GIVEN TASK: Restate each line of the listing exactly, without carrying over any pictures.

(Data extracted from a collection)
────────
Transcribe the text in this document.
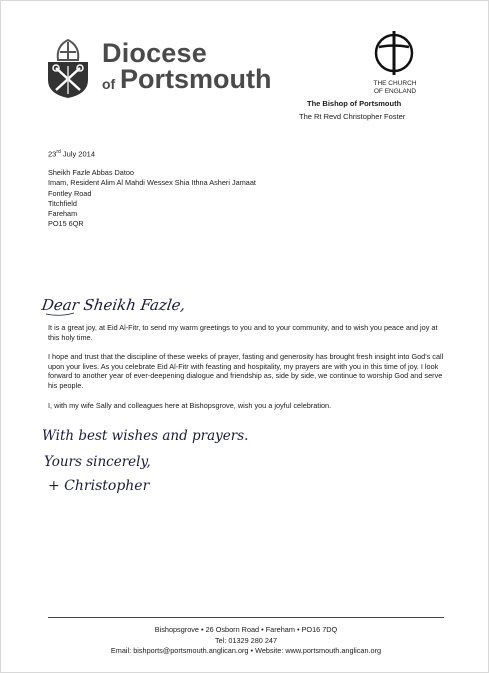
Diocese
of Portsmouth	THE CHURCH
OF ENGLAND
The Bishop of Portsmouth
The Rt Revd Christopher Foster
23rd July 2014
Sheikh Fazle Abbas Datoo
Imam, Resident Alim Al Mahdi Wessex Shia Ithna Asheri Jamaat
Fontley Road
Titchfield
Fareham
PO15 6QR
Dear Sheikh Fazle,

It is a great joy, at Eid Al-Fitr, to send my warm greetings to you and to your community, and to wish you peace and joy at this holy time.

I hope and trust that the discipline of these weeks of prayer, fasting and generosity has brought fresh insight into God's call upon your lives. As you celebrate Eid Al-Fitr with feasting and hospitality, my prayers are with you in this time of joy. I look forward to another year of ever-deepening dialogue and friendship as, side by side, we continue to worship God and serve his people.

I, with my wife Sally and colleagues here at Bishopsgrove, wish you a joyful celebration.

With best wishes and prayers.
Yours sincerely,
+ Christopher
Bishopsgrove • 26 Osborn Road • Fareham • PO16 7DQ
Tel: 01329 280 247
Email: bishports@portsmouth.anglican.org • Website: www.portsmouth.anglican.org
────────
CORRECT OUTPUT:
Transcribe the text in this document.
Diocese
of Portsmouth	THE CHURCH
OF ENGLAND
The Bishop of Portsmouth
The Rt Revd Christopher Foster
23rd July 2014
Sheikh Fazle Abbas Datoo
Imam, Resident Alim Al Mahdi Wessex Shia Ithna Asheri Jamaat
Fontley Road
Titchfield
Fareham
PO15 6QR
Dear Sheikh Fazle,

It is a great joy, at Eid Al-Fitr, to send my warm greetings to you and to your community, and to wish you peace and joy at this holy time.

I hope and trust that the discipline of these weeks of prayer, fasting and generosity has brought fresh insight into God's call upon your lives. As you celebrate Eid Al-Fitr with feasting and hospitality, my prayers are with you in this time of joy. I look forward to another year of ever-deepening dialogue and friendship as, side by side, we continue to worship God and serve his people.

I, with my wife Sally and colleagues here at Bishopsgrove, wish you a joyful celebration.

With best wishes and prayers.
Yours sincerely,
+ Christopher
Bishopsgrove • 26 Osborn Road • Fareham • PO16 7DQ
Tel: 01329 280 247
Email: bishports@portsmouth.anglican.org • Website: www.portsmouth.anglican.org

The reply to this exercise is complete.